** BEGIN Exercise material **

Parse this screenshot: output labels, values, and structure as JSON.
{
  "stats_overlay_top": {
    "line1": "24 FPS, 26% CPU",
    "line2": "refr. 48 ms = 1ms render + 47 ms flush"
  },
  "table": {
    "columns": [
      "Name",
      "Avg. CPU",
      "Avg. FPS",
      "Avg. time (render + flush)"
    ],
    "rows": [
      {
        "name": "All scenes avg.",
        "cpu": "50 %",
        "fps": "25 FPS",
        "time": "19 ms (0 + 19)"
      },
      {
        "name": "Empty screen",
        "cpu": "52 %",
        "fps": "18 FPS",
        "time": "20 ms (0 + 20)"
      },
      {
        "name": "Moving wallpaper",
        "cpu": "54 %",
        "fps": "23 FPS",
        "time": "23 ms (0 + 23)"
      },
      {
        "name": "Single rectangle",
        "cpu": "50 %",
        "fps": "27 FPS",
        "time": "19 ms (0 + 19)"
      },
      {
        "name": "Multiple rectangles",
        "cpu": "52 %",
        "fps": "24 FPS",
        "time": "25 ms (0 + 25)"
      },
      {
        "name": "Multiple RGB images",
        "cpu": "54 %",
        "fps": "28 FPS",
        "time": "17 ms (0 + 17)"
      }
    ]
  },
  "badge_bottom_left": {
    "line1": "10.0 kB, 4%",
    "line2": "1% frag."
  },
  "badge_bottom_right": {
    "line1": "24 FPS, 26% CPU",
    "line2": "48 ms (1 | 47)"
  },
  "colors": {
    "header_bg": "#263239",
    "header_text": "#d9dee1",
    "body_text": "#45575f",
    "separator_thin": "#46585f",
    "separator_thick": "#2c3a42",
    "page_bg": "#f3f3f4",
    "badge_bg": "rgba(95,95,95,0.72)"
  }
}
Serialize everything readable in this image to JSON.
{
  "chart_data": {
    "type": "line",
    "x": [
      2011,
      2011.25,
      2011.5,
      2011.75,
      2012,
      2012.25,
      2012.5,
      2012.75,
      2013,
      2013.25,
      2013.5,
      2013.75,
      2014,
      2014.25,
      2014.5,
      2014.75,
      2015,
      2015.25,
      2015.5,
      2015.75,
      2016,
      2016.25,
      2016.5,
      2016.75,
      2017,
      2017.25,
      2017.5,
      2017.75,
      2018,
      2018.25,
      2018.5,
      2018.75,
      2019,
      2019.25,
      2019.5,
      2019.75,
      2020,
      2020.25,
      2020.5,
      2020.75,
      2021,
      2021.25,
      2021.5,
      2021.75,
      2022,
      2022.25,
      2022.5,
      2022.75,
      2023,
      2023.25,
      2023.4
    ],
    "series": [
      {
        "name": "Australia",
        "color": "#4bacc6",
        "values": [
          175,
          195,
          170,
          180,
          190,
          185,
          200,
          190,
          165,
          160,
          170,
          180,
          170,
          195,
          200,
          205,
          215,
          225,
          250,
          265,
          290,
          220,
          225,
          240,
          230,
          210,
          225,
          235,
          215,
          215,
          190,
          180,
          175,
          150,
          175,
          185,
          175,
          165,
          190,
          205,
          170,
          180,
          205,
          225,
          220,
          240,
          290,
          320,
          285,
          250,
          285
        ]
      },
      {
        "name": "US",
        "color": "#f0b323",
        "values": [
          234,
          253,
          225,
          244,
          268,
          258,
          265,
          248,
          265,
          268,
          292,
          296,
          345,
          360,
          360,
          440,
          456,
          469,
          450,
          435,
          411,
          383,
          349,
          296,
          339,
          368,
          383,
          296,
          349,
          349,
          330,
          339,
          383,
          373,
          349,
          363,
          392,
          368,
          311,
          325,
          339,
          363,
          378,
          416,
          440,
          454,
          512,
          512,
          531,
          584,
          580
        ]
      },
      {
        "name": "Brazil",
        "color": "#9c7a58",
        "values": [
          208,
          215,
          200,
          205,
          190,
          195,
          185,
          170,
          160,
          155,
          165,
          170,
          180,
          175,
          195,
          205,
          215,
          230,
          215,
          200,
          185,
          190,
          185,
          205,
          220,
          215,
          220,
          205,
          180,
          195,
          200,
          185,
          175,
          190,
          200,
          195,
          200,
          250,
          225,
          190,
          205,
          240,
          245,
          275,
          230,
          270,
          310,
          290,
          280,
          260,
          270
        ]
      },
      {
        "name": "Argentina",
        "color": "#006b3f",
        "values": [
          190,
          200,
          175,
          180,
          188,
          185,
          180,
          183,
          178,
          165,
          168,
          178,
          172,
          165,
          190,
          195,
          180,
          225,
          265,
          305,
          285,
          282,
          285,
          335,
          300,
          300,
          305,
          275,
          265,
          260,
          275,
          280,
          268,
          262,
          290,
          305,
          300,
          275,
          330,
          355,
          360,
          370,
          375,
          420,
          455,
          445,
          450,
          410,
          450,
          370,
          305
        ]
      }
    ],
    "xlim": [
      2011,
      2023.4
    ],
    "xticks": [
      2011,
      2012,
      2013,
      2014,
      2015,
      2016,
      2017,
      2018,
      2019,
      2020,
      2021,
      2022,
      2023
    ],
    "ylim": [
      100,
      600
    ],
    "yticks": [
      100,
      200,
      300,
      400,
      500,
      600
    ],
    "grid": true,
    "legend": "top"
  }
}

** END Exercise material **

### What the exercise asks
Extract the entries above verbatim.

### Task result
Parse this screenshot: output labels, values, and structure as JSON.
{
  "stats_overlay_top": {
    "line1": "24 FPS, 26% CPU",
    "line2": "refr. 48 ms = 1ms render + 47 ms flush"
  },
  "table": {
    "columns": [
      "Name",
      "Avg. CPU",
      "Avg. FPS",
      "Avg. time (render + flush)"
    ],
    "rows": [
      {
        "name": "All scenes avg.",
        "cpu": "50 %",
        "fps": "25 FPS",
        "time": "19 ms (0 + 19)"
      },
      {
        "name": "Empty screen",
        "cpu": "52 %",
        "fps": "18 FPS",
        "time": "20 ms (0 + 20)"
      },
      {
        "name": "Moving wallpaper",
        "cpu": "54 %",
        "fps": "23 FPS",
        "time": "23 ms (0 + 23)"
      },
      {
        "name": "Single rectangle",
        "cpu": "50 %",
        "fps": "27 FPS",
        "time": "19 ms (0 + 19)"
      },
      {
        "name": "Multiple rectangles",
        "cpu": "52 %",
        "fps": "24 FPS",
        "time": "25 ms (0 + 25)"
      },
      {
        "name": "Multiple RGB images",
        "cpu": "54 %",
        "fps": "28 FPS",
        "time": "17 ms (0 + 17)"
      }
    ]
  },
  "badge_bottom_left": {
    "line1": "10.0 kB, 4%",
    "line2": "1% frag."
  },
  "badge_bottom_right": {
    "line1": "24 FPS, 26% CPU",
    "line2": "48 ms (1 | 47)"
  },
  "colors": {
    "header_bg": "#263239",
    "header_text": "#d9dee1",
    "body_text": "#45575f",
    "separator_thin": "#46585f",
    "separator_thick": "#2c3a42",
    "page_bg": "#f3f3f4",
    "badge_bg": "rgba(95,95,95,0.72)"
  }
}
Serialize everything readable in this image to JSON.
{
  "chart_data": {
    "type": "line",
    "x": [
      2011,
      2011.25,
      2011.5,
      2011.75,
      2012,
      2012.25,
      2012.5,
      2012.75,
      2013,
      2013.25,
      2013.5,
      2013.75,
      2014,
      2014.25,
      2014.5,
      2014.75,
      2015,
      2015.25,
      2015.5,
      2015.75,
      2016,
      2016.25,
      2016.5,
      2016.75,
      2017,
      2017.25,
      2017.5,
      2017.75,
      2018,
      2018.25,
      2018.5,
      2018.75,
      2019,
      2019.25,
      2019.5,
      2019.75,
      2020,
      2020.25,
      2020.5,
      2020.75,
      2021,
      2021.25,
      2021.5,
      2021.75,
      2022,
      2022.25,
      2022.5,
      2022.75,
      2023,
      2023.25,
      2023.4
    ],
    "series": [
      {
        "name": "Australia",
        "color": "#4bacc6",
        "values": [
          175,
          195,
          170,
          180,
          190,
          185,
          200,
          190,
          165,
          160,
          170,
          180,
          170,
          195,
          200,
          205,
          215,
          225,
          250,
          265,
          290,
          220,
          225,
          240,
          230,
          210,
          225,
          235,
          215,
          215,
          190,
          180,
          175,
          150,
          175,
          185,
          175,
          165,
          190,
          205,
          170,
          180,
          205,
          225,
          220,
          240,
          290,
          320,
          285,
          250,
          285
        ]
      },
      {
        "name": "US",
        "color": "#f0b323",
        "values": [
          234,
          253,
          225,
          244,
          268,
          258,
          265,
          248,
          265,
          268,
          292,
          296,
          345,
          360,
          360,
          440,
          456,
          469,
          450,
          435,
          411,
          383,
          349,
          296,
          339,
          368,
          383,
          296,
          349,
          349,
          330,
          339,
          383,
          373,
          349,
          363,
          392,
          368,
          311,
          325,
          339,
          363,
          378,
          416,
          440,
          454,
          512,
          512,
          531,
          584,
          580
        ]
      },
      {
        "name": "Brazil",
        "color": "#9c7a58",
        "values": [
          208,
          215,
          200,
          205,
          190,
          195,
          185,
          170,
          160,
          155,
          165,
          170,
          180,
          175,
          195,
          205,
          215,
          230,
          215,
          200,
          185,
          190,
          185,
          205,
          220,
          215,
          220,
          205,
          180,
          195,
          200,
          185,
          175,
          190,
          200,
          195,
          200,
          250,
          225,
          190,
          205,
          240,
          245,
          275,
          230,
          270,
          310,
          290,
          280,
          260,
          270
        ]
      },
      {
        "name": "Argentina",
        "color": "#006b3f",
        "values": [
          190,
          200,
          175,
          180,
          188,
          185,
          180,
          183,
          178,
          165,
          168,
          178,
          172,
          165,
          190,
          195,
          180,
          225,
          265,
          305,
          285,
          282,
          285,
          335,
          300,
          300,
          305,
          275,
          265,
          260,
          275,
          280,
          268,
          262,
          290,
          305,
          300,
          275,
          330,
          355,
          360,
          370,
          375,
          420,
          455,
          445,
          450,
          410,
          450,
          370,
          305
        ]
      }
    ],
    "xlim": [
      2011,
      2023.4
    ],
    "xticks": [
      2011,
      2012,
      2013,
      2014,
      2015,
      2016,
      2017,
      2018,
      2019,
      2020,
      2021,
      2022,
      2023
    ],
    "ylim": [
      100,
      600
    ],
    "yticks": [
      100,
      200,
      300,
      400,
      500,
      600
    ],
    "grid": true,
    "legend": "top"
  }
}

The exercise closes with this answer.